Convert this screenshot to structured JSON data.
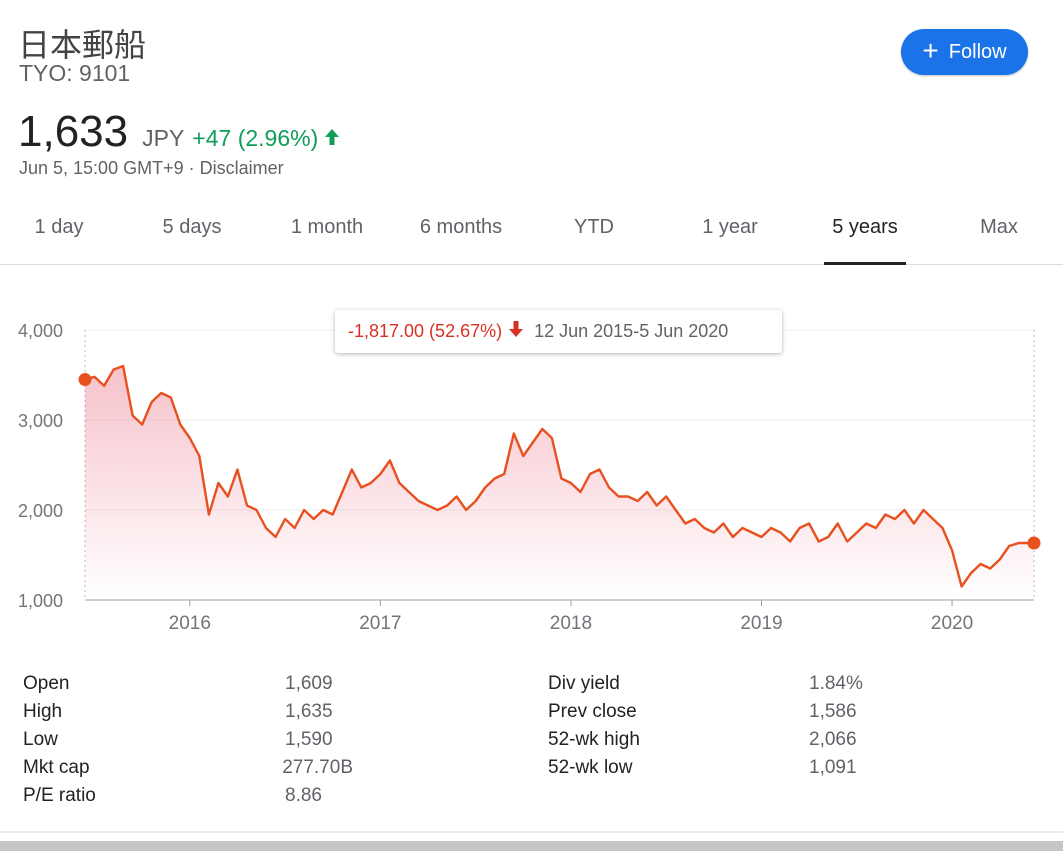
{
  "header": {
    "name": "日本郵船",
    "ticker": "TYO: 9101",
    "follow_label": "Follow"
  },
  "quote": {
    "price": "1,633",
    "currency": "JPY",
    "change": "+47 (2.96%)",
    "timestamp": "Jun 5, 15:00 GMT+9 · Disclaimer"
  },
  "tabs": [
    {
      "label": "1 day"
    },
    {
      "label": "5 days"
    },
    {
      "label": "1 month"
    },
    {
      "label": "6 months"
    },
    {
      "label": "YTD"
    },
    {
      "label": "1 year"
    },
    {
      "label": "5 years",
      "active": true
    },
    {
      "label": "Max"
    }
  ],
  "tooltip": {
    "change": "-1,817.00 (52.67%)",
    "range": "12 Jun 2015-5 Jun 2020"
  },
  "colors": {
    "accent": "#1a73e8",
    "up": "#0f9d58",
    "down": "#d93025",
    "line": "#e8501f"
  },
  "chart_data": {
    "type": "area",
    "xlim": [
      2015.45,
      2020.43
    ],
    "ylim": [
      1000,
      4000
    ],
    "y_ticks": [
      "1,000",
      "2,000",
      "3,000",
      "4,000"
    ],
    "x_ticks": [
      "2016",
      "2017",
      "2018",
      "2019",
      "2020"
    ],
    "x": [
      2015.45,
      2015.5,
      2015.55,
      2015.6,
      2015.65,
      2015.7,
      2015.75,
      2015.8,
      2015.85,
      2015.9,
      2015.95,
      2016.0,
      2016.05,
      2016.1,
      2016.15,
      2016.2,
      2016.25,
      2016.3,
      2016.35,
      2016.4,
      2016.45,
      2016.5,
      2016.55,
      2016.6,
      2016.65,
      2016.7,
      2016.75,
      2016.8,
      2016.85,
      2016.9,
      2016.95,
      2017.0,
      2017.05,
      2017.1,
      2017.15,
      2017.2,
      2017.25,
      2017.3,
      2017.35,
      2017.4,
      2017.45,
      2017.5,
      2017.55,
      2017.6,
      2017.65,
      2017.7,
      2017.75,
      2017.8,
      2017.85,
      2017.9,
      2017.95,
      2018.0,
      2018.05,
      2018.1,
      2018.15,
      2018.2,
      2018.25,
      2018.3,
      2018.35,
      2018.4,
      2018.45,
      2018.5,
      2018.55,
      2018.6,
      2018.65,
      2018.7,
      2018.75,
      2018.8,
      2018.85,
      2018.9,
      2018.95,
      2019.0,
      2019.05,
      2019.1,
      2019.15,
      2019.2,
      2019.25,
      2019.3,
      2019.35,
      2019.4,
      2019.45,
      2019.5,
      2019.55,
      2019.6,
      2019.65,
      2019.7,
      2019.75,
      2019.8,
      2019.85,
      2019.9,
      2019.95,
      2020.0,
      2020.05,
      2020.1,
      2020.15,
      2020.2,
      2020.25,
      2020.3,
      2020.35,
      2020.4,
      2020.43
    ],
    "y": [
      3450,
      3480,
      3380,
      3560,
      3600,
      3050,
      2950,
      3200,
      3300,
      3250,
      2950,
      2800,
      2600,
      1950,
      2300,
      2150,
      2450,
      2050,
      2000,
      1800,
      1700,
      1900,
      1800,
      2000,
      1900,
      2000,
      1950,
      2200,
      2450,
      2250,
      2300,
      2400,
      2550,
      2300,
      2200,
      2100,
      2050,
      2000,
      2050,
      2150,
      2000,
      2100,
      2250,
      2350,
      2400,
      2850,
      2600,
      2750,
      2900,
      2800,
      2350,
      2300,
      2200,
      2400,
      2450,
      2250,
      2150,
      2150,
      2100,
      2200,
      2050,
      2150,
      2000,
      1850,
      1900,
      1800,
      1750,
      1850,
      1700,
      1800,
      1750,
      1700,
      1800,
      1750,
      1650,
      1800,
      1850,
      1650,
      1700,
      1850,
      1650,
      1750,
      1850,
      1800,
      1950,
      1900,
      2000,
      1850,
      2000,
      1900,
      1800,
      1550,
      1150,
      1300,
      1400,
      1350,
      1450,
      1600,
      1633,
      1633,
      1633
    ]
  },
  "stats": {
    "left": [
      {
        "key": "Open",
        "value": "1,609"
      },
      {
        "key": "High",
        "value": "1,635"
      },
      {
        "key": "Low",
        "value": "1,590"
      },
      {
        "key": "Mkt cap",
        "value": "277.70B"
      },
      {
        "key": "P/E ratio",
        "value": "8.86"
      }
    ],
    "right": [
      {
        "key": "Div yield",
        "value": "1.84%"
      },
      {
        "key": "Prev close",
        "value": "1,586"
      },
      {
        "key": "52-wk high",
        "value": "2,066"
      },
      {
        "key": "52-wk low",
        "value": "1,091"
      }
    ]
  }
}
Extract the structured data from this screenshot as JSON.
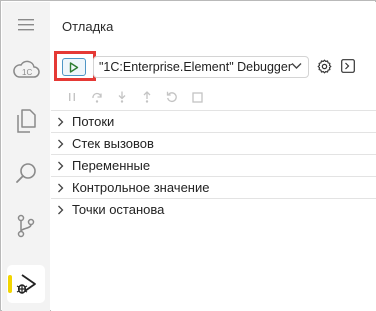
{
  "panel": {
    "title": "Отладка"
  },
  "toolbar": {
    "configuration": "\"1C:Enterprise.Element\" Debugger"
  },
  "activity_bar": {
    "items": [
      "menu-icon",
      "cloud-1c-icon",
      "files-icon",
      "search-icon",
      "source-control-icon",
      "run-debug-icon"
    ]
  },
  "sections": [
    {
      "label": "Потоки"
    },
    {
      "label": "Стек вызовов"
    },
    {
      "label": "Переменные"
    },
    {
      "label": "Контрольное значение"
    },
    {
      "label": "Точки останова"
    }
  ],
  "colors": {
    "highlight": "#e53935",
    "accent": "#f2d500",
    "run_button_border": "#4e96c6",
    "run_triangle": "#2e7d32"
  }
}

[DIRECTIONS FOR THIS TASK] Where a line in the material above holds "icon", copy that line.

[ANSWER FOR THIS EXERCISE]
      "menu-icon",
      "cloud-1c-icon",
      "files-icon",
      "search-icon",
      "source-control-icon",
      "run-debug-icon"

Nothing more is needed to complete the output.